--- Begin Listed entries ---

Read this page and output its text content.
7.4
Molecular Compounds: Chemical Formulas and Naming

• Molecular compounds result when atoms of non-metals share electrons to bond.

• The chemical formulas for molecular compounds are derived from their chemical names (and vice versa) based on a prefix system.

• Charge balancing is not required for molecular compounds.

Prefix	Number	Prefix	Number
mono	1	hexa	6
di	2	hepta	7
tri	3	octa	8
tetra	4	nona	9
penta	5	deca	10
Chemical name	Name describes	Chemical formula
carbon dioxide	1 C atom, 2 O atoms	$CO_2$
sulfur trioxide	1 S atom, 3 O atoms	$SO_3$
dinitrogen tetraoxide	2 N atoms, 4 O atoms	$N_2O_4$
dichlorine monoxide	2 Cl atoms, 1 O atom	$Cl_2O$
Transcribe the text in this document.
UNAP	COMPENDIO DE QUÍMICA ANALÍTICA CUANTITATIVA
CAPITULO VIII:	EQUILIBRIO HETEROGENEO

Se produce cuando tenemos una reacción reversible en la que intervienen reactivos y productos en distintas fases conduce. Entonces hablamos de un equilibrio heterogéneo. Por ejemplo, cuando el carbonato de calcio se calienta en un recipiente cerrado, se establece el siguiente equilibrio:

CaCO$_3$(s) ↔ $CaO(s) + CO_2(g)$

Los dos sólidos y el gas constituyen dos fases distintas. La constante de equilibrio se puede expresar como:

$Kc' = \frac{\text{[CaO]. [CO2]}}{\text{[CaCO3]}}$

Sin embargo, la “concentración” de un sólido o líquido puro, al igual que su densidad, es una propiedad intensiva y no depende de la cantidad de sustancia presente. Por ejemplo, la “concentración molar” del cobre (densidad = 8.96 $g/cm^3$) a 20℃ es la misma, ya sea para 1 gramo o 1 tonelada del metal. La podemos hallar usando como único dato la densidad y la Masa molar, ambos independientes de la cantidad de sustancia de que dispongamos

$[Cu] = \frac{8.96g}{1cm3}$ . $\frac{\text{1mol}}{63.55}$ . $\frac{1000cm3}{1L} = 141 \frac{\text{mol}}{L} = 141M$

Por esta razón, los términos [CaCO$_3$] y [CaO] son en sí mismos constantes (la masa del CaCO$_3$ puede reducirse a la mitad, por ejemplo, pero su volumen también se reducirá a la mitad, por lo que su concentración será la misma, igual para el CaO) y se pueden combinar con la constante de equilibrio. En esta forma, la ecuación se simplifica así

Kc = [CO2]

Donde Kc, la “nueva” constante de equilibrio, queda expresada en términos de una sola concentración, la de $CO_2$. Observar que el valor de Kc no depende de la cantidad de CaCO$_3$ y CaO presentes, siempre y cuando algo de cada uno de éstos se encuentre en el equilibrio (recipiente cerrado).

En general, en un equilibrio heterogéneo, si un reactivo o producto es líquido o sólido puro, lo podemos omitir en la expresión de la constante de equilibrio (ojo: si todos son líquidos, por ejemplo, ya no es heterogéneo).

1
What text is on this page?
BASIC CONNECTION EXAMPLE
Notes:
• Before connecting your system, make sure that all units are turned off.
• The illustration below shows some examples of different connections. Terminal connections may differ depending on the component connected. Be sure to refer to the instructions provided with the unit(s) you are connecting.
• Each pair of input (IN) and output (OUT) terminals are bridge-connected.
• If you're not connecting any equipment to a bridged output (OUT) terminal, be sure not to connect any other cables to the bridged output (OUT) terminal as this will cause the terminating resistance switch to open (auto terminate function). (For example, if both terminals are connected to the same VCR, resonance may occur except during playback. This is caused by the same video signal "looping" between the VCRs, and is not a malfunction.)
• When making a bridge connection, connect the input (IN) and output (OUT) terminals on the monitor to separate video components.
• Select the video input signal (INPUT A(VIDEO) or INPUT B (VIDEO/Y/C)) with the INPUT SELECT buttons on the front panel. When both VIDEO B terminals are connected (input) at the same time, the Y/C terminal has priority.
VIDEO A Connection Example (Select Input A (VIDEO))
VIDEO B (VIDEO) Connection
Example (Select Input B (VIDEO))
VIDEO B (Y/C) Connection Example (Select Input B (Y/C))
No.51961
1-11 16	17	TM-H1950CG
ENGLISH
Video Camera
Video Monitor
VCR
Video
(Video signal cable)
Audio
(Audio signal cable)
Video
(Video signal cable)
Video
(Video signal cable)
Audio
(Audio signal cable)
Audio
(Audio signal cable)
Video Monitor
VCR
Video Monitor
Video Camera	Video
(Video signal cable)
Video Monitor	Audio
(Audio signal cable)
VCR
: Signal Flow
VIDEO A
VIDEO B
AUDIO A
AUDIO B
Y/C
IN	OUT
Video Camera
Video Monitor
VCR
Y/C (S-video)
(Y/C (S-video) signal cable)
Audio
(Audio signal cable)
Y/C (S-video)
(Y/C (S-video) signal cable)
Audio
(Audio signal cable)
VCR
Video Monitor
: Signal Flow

--- End Listed entries ---

Transcribe the full listing above without leaving anything out.

--- Response ---
Read this page and output its text content.
7.4
Molecular Compounds: Chemical Formulas and Naming

• Molecular compounds result when atoms of non-metals share electrons to bond.

• The chemical formulas for molecular compounds are derived from their chemical names (and vice versa) based on a prefix system.

• Charge balancing is not required for molecular compounds.

Prefix	Number	Prefix	Number
mono	1	hexa	6
di	2	hepta	7
tri	3	octa	8
tetra	4	nona	9
penta	5	deca	10
Chemical name	Name describes	Chemical formula
carbon dioxide	1 C atom, 2 O atoms	$CO_2$
sulfur trioxide	1 S atom, 3 O atoms	$SO_3$
dinitrogen tetraoxide	2 N atoms, 4 O atoms	$N_2O_4$
dichlorine monoxide	2 Cl atoms, 1 O atom	$Cl_2O$
Transcribe the text in this document.
UNAP	COMPENDIO DE QUÍMICA ANALÍTICA CUANTITATIVA
CAPITULO VIII:	EQUILIBRIO HETEROGENEO

Se produce cuando tenemos una reacción reversible en la que intervienen reactivos y productos en distintas fases conduce. Entonces hablamos de un equilibrio heterogéneo. Por ejemplo, cuando el carbonato de calcio se calienta en un recipiente cerrado, se establece el siguiente equilibrio:

CaCO$_3$(s) ↔ $CaO(s) + CO_2(g)$

Los dos sólidos y el gas constituyen dos fases distintas. La constante de equilibrio se puede expresar como:

$Kc' = \frac{\text{[CaO]. [CO2]}}{\text{[CaCO3]}}$

Sin embargo, la “concentración” de un sólido o líquido puro, al igual que su densidad, es una propiedad intensiva y no depende de la cantidad de sustancia presente. Por ejemplo, la “concentración molar” del cobre (densidad = 8.96 $g/cm^3$) a 20℃ es la misma, ya sea para 1 gramo o 1 tonelada del metal. La podemos hallar usando como único dato la densidad y la Masa molar, ambos independientes de la cantidad de sustancia de que dispongamos

$[Cu] = \frac{8.96g}{1cm3}$ . $\frac{\text{1mol}}{63.55}$ . $\frac{1000cm3}{1L} = 141 \frac{\text{mol}}{L} = 141M$

Por esta razón, los términos [CaCO$_3$] y [CaO] son en sí mismos constantes (la masa del CaCO$_3$ puede reducirse a la mitad, por ejemplo, pero su volumen también se reducirá a la mitad, por lo que su concentración será la misma, igual para el CaO) y se pueden combinar con la constante de equilibrio. En esta forma, la ecuación se simplifica así

Kc = [CO2]

Donde Kc, la “nueva” constante de equilibrio, queda expresada en términos de una sola concentración, la de $CO_2$. Observar que el valor de Kc no depende de la cantidad de CaCO$_3$ y CaO presentes, siempre y cuando algo de cada uno de éstos se encuentre en el equilibrio (recipiente cerrado).

En general, en un equilibrio heterogéneo, si un reactivo o producto es líquido o sólido puro, lo podemos omitir en la expresión de la constante de equilibrio (ojo: si todos son líquidos, por ejemplo, ya no es heterogéneo).

1
What text is on this page?
BASIC CONNECTION EXAMPLE
Notes:
• Before connecting your system, make sure that all units are turned off.
• The illustration below shows some examples of different connections. Terminal connections may differ depending on the component connected. Be sure to refer to the instructions provided with the unit(s) you are connecting.
• Each pair of input (IN) and output (OUT) terminals are bridge-connected.
• If you're not connecting any equipment to a bridged output (OUT) terminal, be sure not to connect any other cables to the bridged output (OUT) terminal as this will cause the terminating resistance switch to open (auto terminate function). (For example, if both terminals are connected to the same VCR, resonance may occur except during playback. This is caused by the same video signal "looping" between the VCRs, and is not a malfunction.)
• When making a bridge connection, connect the input (IN) and output (OUT) terminals on the monitor to separate video components.
• Select the video input signal (INPUT A(VIDEO) or INPUT B (VIDEO/Y/C)) with the INPUT SELECT buttons on the front panel. When both VIDEO B terminals are connected (input) at the same time, the Y/C terminal has priority.
VIDEO A Connection Example (Select Input A (VIDEO))
VIDEO B (VIDEO) Connection
Example (Select Input B (VIDEO))
VIDEO B (Y/C) Connection Example (Select Input B (Y/C))
No.51961
1-11 16	17	TM-H1950CG
ENGLISH
Video Camera
Video Monitor
VCR
Video
(Video signal cable)
Audio
(Audio signal cable)
Video
(Video signal cable)
Video
(Video signal cable)
Audio
(Audio signal cable)
Audio
(Audio signal cable)
Video Monitor
VCR
Video Monitor
Video Camera	Video
(Video signal cable)
Video Monitor	Audio
(Audio signal cable)
VCR
: Signal Flow
VIDEO A
VIDEO B
AUDIO A
AUDIO B
Y/C
IN	OUT
Video Camera
Video Monitor
VCR
Y/C (S-video)
(Y/C (S-video) signal cable)
Audio
(Audio signal cable)
Y/C (S-video)
(Y/C (S-video) signal cable)
Audio
(Audio signal cable)
VCR
Video Monitor
: Signal Flow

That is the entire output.